[Entries taken from a collection]:
※
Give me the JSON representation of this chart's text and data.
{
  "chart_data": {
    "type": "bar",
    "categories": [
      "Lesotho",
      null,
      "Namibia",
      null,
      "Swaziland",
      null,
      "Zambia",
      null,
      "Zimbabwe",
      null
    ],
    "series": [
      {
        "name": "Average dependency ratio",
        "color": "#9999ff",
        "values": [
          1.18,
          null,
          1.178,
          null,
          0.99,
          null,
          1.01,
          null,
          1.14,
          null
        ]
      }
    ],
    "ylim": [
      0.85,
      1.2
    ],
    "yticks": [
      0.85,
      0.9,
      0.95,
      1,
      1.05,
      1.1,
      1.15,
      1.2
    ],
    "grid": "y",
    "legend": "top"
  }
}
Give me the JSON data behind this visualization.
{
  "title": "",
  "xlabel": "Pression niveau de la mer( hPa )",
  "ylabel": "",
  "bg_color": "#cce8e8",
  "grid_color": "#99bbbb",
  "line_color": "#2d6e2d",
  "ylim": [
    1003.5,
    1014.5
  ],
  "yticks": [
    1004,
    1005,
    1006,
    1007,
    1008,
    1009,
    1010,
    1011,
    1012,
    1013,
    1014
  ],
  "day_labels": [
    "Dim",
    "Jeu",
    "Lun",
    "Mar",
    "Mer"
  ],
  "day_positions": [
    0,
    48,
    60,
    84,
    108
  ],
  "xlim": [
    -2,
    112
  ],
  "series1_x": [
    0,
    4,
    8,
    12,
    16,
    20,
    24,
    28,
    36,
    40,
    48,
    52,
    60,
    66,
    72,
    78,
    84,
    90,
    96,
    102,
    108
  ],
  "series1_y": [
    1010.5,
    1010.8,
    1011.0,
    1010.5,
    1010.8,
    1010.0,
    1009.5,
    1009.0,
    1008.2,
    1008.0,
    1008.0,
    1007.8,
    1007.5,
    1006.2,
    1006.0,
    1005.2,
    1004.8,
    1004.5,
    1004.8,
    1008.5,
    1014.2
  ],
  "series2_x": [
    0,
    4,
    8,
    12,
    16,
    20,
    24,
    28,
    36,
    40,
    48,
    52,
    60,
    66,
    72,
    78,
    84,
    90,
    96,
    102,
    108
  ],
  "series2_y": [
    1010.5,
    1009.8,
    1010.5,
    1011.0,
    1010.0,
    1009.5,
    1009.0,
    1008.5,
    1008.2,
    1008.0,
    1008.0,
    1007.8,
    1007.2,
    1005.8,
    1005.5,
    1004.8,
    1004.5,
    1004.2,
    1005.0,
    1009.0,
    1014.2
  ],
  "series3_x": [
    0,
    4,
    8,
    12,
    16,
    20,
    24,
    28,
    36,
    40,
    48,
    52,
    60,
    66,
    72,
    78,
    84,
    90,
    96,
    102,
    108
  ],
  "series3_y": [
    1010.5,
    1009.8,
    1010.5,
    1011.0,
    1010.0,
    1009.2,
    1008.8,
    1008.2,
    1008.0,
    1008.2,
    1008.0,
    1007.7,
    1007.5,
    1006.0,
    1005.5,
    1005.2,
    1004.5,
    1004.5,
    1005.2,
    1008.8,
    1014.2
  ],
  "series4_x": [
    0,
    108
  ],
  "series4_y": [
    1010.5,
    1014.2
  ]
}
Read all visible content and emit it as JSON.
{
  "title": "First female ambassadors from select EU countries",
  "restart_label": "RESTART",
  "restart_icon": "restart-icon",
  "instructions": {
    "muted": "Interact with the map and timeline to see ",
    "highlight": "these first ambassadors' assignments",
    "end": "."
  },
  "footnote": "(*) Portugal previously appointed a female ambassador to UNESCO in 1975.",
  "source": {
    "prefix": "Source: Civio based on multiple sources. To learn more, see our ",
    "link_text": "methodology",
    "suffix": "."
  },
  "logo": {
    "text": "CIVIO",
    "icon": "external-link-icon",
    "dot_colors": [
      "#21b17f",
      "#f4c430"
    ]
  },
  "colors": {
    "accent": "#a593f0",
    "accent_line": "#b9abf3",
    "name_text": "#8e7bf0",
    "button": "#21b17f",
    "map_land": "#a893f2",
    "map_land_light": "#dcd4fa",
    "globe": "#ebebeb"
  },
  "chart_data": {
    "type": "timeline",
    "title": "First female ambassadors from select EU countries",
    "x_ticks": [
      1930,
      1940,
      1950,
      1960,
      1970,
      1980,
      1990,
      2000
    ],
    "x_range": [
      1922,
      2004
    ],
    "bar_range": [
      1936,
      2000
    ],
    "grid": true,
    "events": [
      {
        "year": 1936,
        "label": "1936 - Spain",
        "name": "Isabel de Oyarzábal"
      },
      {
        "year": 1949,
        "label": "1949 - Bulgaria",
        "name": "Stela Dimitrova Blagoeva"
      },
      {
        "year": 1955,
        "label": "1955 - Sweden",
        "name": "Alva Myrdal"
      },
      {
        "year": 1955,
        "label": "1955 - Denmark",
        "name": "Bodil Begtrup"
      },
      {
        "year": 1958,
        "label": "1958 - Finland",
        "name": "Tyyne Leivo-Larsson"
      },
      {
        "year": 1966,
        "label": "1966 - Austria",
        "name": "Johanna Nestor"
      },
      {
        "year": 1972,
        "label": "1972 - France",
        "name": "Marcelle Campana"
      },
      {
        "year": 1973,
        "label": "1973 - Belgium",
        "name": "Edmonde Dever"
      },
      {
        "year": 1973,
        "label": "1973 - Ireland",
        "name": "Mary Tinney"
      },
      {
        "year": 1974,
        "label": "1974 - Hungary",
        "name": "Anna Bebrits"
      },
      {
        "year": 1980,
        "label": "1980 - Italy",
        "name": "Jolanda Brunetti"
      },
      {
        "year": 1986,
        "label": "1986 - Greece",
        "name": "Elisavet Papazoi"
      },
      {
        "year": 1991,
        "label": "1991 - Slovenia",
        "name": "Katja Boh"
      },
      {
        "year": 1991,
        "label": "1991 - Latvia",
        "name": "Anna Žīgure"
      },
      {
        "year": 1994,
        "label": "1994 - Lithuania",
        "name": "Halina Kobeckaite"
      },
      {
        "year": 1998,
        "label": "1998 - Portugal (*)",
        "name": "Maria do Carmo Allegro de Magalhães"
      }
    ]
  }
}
※
[What you will do]:
Please repeat all the records above exactly as they appear.

[Worked solution]:
Give me the JSON representation of this chart's text and data.
{
  "chart_data": {
    "type": "bar",
    "categories": [
      "Lesotho",
      null,
      "Namibia",
      null,
      "Swaziland",
      null,
      "Zambia",
      null,
      "Zimbabwe",
      null
    ],
    "series": [
      {
        "name": "Average dependency ratio",
        "color": "#9999ff",
        "values": [
          1.18,
          null,
          1.178,
          null,
          0.99,
          null,
          1.01,
          null,
          1.14,
          null
        ]
      }
    ],
    "ylim": [
      0.85,
      1.2
    ],
    "yticks": [
      0.85,
      0.9,
      0.95,
      1,
      1.05,
      1.1,
      1.15,
      1.2
    ],
    "grid": "y",
    "legend": "top"
  }
}
Give me the JSON data behind this visualization.
{
  "title": "",
  "xlabel": "Pression niveau de la mer( hPa )",
  "ylabel": "",
  "bg_color": "#cce8e8",
  "grid_color": "#99bbbb",
  "line_color": "#2d6e2d",
  "ylim": [
    1003.5,
    1014.5
  ],
  "yticks": [
    1004,
    1005,
    1006,
    1007,
    1008,
    1009,
    1010,
    1011,
    1012,
    1013,
    1014
  ],
  "day_labels": [
    "Dim",
    "Jeu",
    "Lun",
    "Mar",
    "Mer"
  ],
  "day_positions": [
    0,
    48,
    60,
    84,
    108
  ],
  "xlim": [
    -2,
    112
  ],
  "series1_x": [
    0,
    4,
    8,
    12,
    16,
    20,
    24,
    28,
    36,
    40,
    48,
    52,
    60,
    66,
    72,
    78,
    84,
    90,
    96,
    102,
    108
  ],
  "series1_y": [
    1010.5,
    1010.8,
    1011.0,
    1010.5,
    1010.8,
    1010.0,
    1009.5,
    1009.0,
    1008.2,
    1008.0,
    1008.0,
    1007.8,
    1007.5,
    1006.2,
    1006.0,
    1005.2,
    1004.8,
    1004.5,
    1004.8,
    1008.5,
    1014.2
  ],
  "series2_x": [
    0,
    4,
    8,
    12,
    16,
    20,
    24,
    28,
    36,
    40,
    48,
    52,
    60,
    66,
    72,
    78,
    84,
    90,
    96,
    102,
    108
  ],
  "series2_y": [
    1010.5,
    1009.8,
    1010.5,
    1011.0,
    1010.0,
    1009.5,
    1009.0,
    1008.5,
    1008.2,
    1008.0,
    1008.0,
    1007.8,
    1007.2,
    1005.8,
    1005.5,
    1004.8,
    1004.5,
    1004.2,
    1005.0,
    1009.0,
    1014.2
  ],
  "series3_x": [
    0,
    4,
    8,
    12,
    16,
    20,
    24,
    28,
    36,
    40,
    48,
    52,
    60,
    66,
    72,
    78,
    84,
    90,
    96,
    102,
    108
  ],
  "series3_y": [
    1010.5,
    1009.8,
    1010.5,
    1011.0,
    1010.0,
    1009.2,
    1008.8,
    1008.2,
    1008.0,
    1008.2,
    1008.0,
    1007.7,
    1007.5,
    1006.0,
    1005.5,
    1005.2,
    1004.5,
    1004.5,
    1005.2,
    1008.8,
    1014.2
  ],
  "series4_x": [
    0,
    108
  ],
  "series4_y": [
    1010.5,
    1014.2
  ]
}
Read all visible content and emit it as JSON.
{
  "title": "First female ambassadors from select EU countries",
  "restart_label": "RESTART",
  "restart_icon": "restart-icon",
  "instructions": {
    "muted": "Interact with the map and timeline to see ",
    "highlight": "these first ambassadors' assignments",
    "end": "."
  },
  "footnote": "(*) Portugal previously appointed a female ambassador to UNESCO in 1975.",
  "source": {
    "prefix": "Source: Civio based on multiple sources. To learn more, see our ",
    "link_text": "methodology",
    "suffix": "."
  },
  "logo": {
    "text": "CIVIO",
    "icon": "external-link-icon",
    "dot_colors": [
      "#21b17f",
      "#f4c430"
    ]
  },
  "colors": {
    "accent": "#a593f0",
    "accent_line": "#b9abf3",
    "name_text": "#8e7bf0",
    "button": "#21b17f",
    "map_land": "#a893f2",
    "map_land_light": "#dcd4fa",
    "globe": "#ebebeb"
  },
  "chart_data": {
    "type": "timeline",
    "title": "First female ambassadors from select EU countries",
    "x_ticks": [
      1930,
      1940,
      1950,
      1960,
      1970,
      1980,
      1990,
      2000
    ],
    "x_range": [
      1922,
      2004
    ],
    "bar_range": [
      1936,
      2000
    ],
    "grid": true,
    "events": [
      {
        "year": 1936,
        "label": "1936 - Spain",
        "name": "Isabel de Oyarzábal"
      },
      {
        "year": 1949,
        "label": "1949 - Bulgaria",
        "name": "Stela Dimitrova Blagoeva"
      },
      {
        "year": 1955,
        "label": "1955 - Sweden",
        "name": "Alva Myrdal"
      },
      {
        "year": 1955,
        "label": "1955 - Denmark",
        "name": "Bodil Begtrup"
      },
      {
        "year": 1958,
        "label": "1958 - Finland",
        "name": "Tyyne Leivo-Larsson"
      },
      {
        "year": 1966,
        "label": "1966 - Austria",
        "name": "Johanna Nestor"
      },
      {
        "year": 1972,
        "label": "1972 - France",
        "name": "Marcelle Campana"
      },
      {
        "year": 1973,
        "label": "1973 - Belgium",
        "name": "Edmonde Dever"
      },
      {
        "year": 1973,
        "label": "1973 - Ireland",
        "name": "Mary Tinney"
      },
      {
        "year": 1974,
        "label": "1974 - Hungary",
        "name": "Anna Bebrits"
      },
      {
        "year": 1980,
        "label": "1980 - Italy",
        "name": "Jolanda Brunetti"
      },
      {
        "year": 1986,
        "label": "1986 - Greece",
        "name": "Elisavet Papazoi"
      },
      {
        "year": 1991,
        "label": "1991 - Slovenia",
        "name": "Katja Boh"
      },
      {
        "year": 1991,
        "label": "1991 - Latvia",
        "name": "Anna Žīgure"
      },
      {
        "year": 1994,
        "label": "1994 - Lithuania",
        "name": "Halina Kobeckaite"
      },
      {
        "year": 1998,
        "label": "1998 - Portugal (*)",
        "name": "Maria do Carmo Allegro de Magalhães"
      }
    ]
  }
}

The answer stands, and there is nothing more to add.